■ WHAT YOU HAVE TO DO: Provide an exact reproduction of every entry.
* BEGIN *
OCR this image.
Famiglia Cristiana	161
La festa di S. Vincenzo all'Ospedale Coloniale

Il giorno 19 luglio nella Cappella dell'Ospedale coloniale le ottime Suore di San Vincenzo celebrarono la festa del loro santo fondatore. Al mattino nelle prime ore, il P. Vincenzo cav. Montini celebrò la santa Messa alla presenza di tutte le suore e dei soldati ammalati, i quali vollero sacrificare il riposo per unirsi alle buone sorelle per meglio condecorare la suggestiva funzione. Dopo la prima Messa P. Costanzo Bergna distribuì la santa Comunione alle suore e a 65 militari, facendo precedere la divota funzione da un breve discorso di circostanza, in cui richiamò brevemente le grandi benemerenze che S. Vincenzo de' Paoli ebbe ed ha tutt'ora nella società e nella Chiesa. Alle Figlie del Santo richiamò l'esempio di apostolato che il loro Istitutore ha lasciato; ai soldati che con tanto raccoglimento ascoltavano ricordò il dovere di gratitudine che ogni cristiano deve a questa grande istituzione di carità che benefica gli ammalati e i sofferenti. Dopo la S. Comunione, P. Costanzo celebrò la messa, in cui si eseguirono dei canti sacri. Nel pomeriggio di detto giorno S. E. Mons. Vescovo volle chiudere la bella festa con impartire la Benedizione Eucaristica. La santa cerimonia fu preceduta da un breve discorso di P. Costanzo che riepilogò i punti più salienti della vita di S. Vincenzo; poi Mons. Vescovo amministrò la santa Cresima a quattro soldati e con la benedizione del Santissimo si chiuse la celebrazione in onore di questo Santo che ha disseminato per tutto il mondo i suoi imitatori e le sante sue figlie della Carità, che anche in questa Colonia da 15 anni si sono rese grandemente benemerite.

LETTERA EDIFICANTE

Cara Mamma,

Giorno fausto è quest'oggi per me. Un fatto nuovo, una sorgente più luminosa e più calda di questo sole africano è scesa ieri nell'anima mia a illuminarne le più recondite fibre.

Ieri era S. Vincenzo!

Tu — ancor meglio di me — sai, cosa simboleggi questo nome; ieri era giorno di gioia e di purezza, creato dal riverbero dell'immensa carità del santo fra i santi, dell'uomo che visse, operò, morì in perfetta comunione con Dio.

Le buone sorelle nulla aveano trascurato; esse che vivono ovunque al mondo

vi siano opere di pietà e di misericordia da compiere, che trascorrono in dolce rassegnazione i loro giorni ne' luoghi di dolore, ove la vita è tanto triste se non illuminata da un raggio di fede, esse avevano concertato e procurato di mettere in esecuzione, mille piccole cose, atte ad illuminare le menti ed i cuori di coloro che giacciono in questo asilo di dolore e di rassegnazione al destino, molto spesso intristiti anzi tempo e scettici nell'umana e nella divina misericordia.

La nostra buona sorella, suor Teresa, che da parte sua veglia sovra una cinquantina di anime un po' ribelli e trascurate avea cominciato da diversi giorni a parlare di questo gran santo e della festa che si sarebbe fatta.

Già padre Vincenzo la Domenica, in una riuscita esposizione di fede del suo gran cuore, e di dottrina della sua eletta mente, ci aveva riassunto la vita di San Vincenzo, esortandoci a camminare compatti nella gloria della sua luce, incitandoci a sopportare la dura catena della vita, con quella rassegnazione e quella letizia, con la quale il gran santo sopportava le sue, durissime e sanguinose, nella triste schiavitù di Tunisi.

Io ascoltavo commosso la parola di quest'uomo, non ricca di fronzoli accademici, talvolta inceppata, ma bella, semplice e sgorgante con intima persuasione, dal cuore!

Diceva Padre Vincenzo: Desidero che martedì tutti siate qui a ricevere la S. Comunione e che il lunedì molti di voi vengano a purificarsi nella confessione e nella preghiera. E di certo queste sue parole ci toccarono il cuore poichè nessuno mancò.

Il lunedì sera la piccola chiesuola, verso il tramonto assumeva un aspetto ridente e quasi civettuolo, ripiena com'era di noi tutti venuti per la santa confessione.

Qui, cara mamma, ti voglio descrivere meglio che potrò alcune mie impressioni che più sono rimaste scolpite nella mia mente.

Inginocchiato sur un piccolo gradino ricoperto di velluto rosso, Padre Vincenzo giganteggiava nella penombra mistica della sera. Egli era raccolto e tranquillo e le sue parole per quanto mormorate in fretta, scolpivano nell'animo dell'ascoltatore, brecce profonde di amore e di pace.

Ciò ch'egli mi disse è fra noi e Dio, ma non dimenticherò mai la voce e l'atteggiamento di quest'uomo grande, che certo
* END *
■ COMPLETE ANSWER:
OCR this image.
Famiglia Cristiana	161
La festa di S. Vincenzo all'Ospedale Coloniale

Il giorno 19 luglio nella Cappella dell'Ospedale coloniale le ottime Suore di San Vincenzo celebrarono la festa del loro santo fondatore. Al mattino nelle prime ore, il P. Vincenzo cav. Montini celebrò la santa Messa alla presenza di tutte le suore e dei soldati ammalati, i quali vollero sacrificare il riposo per unirsi alle buone sorelle per meglio condecorare la suggestiva funzione. Dopo la prima Messa P. Costanzo Bergna distribuì la santa Comunione alle suore e a 65 militari, facendo precedere la divota funzione da un breve discorso di circostanza, in cui richiamò brevemente le grandi benemerenze che S. Vincenzo de' Paoli ebbe ed ha tutt'ora nella società e nella Chiesa. Alle Figlie del Santo richiamò l'esempio di apostolato che il loro Istitutore ha lasciato; ai soldati che con tanto raccoglimento ascoltavano ricordò il dovere di gratitudine che ogni cristiano deve a questa grande istituzione di carità che benefica gli ammalati e i sofferenti. Dopo la S. Comunione, P. Costanzo celebrò la messa, in cui si eseguirono dei canti sacri. Nel pomeriggio di detto giorno S. E. Mons. Vescovo volle chiudere la bella festa con impartire la Benedizione Eucaristica. La santa cerimonia fu preceduta da un breve discorso di P. Costanzo che riepilogò i punti più salienti della vita di S. Vincenzo; poi Mons. Vescovo amministrò la santa Cresima a quattro soldati e con la benedizione del Santissimo si chiuse la celebrazione in onore di questo Santo che ha disseminato per tutto il mondo i suoi imitatori e le sante sue figlie della Carità, che anche in questa Colonia da 15 anni si sono rese grandemente benemerite.

LETTERA EDIFICANTE

Cara Mamma,

Giorno fausto è quest'oggi per me. Un fatto nuovo, una sorgente più luminosa e più calda di questo sole africano è scesa ieri nell'anima mia a illuminarne le più recondite fibre.

Ieri era S. Vincenzo!

Tu — ancor meglio di me — sai, cosa simboleggi questo nome; ieri era giorno di gioia e di purezza, creato dal riverbero dell'immensa carità del santo fra i santi, dell'uomo che visse, operò, morì in perfetta comunione con Dio.

Le buone sorelle nulla aveano trascurato; esse che vivono ovunque al mondo

vi siano opere di pietà e di misericordia da compiere, che trascorrono in dolce rassegnazione i loro giorni ne' luoghi di dolore, ove la vita è tanto triste se non illuminata da un raggio di fede, esse avevano concertato e procurato di mettere in esecuzione, mille piccole cose, atte ad illuminare le menti ed i cuori di coloro che giacciono in questo asilo di dolore e di rassegnazione al destino, molto spesso intristiti anzi tempo e scettici nell'umana e nella divina misericordia.

La nostra buona sorella, suor Teresa, che da parte sua veglia sovra una cinquantina di anime un po' ribelli e trascurate avea cominciato da diversi giorni a parlare di questo gran santo e della festa che si sarebbe fatta.

Già padre Vincenzo la Domenica, in una riuscita esposizione di fede del suo gran cuore, e di dottrina della sua eletta mente, ci aveva riassunto la vita di San Vincenzo, esortandoci a camminare compatti nella gloria della sua luce, incitandoci a sopportare la dura catena della vita, con quella rassegnazione e quella letizia, con la quale il gran santo sopportava le sue, durissime e sanguinose, nella triste schiavitù di Tunisi.

Io ascoltavo commosso la parola di quest'uomo, non ricca di fronzoli accademici, talvolta inceppata, ma bella, semplice e sgorgante con intima persuasione, dal cuore!

Diceva Padre Vincenzo: Desidero che martedì tutti siate qui a ricevere la S. Comunione e che il lunedì molti di voi vengano a purificarsi nella confessione e nella preghiera. E di certo queste sue parole ci toccarono il cuore poichè nessuno mancò.

Il lunedì sera la piccola chiesuola, verso il tramonto assumeva un aspetto ridente e quasi civettuolo, ripiena com'era di noi tutti venuti per la santa confessione.

Qui, cara mamma, ti voglio descrivere meglio che potrò alcune mie impressioni che più sono rimaste scolpite nella mia mente.

Inginocchiato sur un piccolo gradino ricoperto di velluto rosso, Padre Vincenzo giganteggiava nella penombra mistica della sera. Egli era raccolto e tranquillo e le sue parole per quanto mormorate in fretta, scolpivano nell'animo dell'ascoltatore, brecce profonde di amore e di pace.

Ciò ch'egli mi disse è fra noi e Dio, ma non dimenticherò mai la voce e l'atteggiamento di quest'uomo grande, che certo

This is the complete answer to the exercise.